═══ Material for this exercise

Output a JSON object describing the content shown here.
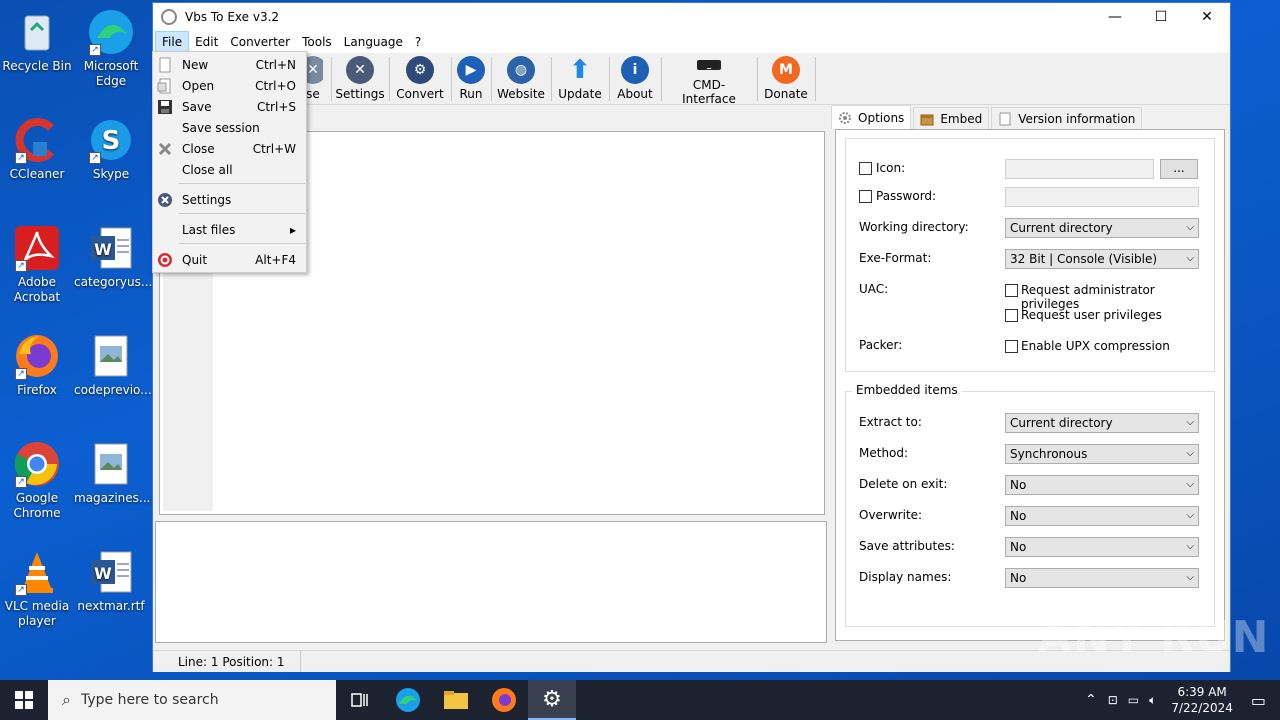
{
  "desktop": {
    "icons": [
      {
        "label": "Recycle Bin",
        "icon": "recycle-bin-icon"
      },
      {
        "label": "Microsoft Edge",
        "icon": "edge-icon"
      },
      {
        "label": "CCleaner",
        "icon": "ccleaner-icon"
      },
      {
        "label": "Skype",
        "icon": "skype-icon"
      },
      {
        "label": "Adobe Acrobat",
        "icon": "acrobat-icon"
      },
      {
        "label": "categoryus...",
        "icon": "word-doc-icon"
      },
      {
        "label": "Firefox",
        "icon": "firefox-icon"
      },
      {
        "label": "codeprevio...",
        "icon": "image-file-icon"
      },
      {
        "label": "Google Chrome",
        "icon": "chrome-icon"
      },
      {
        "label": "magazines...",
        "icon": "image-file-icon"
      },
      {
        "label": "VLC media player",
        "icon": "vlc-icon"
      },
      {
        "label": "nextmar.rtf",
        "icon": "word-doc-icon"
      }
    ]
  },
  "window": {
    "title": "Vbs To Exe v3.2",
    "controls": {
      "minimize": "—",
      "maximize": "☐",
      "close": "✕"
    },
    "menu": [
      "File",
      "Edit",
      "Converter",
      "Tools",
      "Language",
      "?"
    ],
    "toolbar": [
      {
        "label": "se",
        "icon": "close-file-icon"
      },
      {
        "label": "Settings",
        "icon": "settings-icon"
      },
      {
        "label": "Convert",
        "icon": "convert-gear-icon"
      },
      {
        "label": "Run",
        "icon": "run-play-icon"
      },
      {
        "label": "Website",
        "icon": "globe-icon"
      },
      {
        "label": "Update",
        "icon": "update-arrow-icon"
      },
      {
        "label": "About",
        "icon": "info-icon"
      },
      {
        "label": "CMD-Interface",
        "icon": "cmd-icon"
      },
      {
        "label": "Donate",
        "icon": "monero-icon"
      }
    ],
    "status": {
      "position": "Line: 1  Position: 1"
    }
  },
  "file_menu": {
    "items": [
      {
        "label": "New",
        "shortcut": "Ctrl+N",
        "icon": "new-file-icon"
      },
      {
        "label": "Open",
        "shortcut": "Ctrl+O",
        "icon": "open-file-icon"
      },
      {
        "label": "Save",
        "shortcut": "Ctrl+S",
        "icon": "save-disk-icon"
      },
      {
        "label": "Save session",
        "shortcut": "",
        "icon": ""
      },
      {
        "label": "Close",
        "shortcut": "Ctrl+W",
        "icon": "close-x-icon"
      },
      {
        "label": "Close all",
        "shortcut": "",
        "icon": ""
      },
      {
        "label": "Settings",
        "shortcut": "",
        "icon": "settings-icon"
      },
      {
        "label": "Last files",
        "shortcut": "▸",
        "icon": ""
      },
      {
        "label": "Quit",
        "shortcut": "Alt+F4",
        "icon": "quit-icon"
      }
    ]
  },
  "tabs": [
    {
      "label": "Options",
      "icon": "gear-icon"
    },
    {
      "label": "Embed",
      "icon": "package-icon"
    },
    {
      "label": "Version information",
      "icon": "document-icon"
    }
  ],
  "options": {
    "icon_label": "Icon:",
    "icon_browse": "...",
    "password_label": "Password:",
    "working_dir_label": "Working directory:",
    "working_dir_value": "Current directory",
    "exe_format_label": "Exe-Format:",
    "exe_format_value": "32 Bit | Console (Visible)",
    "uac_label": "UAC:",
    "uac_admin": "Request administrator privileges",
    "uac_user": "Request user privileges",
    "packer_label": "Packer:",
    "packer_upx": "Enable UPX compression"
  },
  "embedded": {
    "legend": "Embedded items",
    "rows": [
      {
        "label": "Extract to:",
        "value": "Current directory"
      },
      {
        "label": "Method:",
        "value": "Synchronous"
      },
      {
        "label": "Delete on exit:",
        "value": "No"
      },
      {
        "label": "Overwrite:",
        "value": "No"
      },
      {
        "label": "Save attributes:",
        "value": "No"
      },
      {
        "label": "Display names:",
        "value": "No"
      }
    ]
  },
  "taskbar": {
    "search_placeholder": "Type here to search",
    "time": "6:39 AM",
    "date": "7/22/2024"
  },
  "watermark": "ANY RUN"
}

══════

- **Exercise task**
State the number of lines in the records that contain the string "here", and nothing more.

- **Completed exercise**
2